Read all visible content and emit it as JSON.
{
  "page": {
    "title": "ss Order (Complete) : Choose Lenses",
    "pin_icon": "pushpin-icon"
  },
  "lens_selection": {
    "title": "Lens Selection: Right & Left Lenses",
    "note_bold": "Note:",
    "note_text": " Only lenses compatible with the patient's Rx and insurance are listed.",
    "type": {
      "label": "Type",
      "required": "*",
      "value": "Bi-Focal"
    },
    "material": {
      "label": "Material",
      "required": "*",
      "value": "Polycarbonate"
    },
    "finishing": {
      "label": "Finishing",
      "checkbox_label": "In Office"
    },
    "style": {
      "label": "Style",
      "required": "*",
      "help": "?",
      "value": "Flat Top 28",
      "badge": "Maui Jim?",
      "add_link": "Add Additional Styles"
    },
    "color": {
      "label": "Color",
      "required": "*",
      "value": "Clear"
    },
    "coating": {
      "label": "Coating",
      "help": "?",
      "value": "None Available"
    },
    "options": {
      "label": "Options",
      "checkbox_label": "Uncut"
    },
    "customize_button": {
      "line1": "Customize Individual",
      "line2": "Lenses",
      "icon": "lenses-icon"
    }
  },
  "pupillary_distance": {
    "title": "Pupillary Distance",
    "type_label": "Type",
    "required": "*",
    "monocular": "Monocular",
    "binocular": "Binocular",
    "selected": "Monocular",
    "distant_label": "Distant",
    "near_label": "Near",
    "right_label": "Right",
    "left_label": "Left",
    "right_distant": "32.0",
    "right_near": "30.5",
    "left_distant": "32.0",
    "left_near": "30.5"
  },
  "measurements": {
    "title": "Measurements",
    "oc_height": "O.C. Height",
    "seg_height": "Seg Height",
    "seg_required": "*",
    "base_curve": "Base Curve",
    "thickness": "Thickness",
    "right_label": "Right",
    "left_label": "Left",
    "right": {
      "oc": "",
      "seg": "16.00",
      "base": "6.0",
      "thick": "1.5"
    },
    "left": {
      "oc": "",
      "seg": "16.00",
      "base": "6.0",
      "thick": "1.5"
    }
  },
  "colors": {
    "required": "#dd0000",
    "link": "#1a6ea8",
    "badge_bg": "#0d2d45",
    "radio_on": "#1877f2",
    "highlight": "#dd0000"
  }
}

━━━━━━━━

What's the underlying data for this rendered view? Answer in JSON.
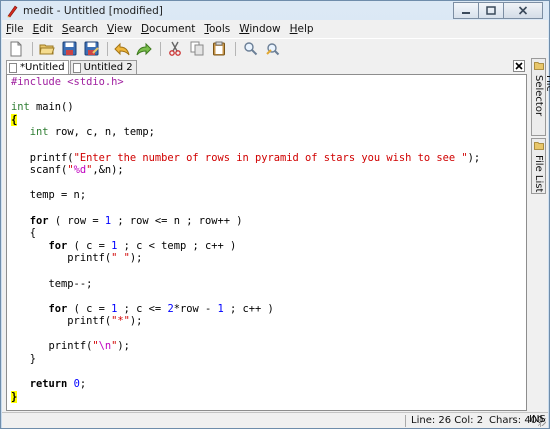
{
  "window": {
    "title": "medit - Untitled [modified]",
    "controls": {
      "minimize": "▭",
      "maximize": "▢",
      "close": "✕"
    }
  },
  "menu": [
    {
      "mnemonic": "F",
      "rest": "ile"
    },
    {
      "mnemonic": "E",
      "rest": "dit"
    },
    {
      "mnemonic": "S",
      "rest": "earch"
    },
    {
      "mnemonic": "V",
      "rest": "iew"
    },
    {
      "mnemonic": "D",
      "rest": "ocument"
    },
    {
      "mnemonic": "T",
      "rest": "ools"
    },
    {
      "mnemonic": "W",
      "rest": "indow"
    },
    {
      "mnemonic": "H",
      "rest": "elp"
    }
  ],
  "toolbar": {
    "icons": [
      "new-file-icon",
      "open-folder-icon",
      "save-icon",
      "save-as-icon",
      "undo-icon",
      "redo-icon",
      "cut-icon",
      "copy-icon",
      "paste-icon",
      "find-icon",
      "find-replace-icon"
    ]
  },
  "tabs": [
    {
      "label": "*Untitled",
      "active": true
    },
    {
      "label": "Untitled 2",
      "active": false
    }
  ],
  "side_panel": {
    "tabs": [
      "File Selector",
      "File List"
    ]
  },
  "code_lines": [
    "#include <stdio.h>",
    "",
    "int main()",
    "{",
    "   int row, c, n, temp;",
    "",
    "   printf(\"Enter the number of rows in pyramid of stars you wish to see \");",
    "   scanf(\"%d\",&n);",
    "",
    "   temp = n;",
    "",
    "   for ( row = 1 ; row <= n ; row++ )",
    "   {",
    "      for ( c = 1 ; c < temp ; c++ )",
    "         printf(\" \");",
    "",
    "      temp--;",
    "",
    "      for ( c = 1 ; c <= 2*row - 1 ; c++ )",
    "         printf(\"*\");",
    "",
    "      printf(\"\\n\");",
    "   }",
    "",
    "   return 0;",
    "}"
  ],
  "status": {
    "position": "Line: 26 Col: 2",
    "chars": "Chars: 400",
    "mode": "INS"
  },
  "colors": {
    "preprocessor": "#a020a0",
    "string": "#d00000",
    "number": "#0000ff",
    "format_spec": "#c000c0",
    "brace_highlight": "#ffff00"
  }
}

━━━━━━━━

■ Goal of the exercise ■
Copy each line of the data that contains the word "Height".

■ Task response ■
    "oc_height": "O.C. Height",
    "seg_height": "Seg Height",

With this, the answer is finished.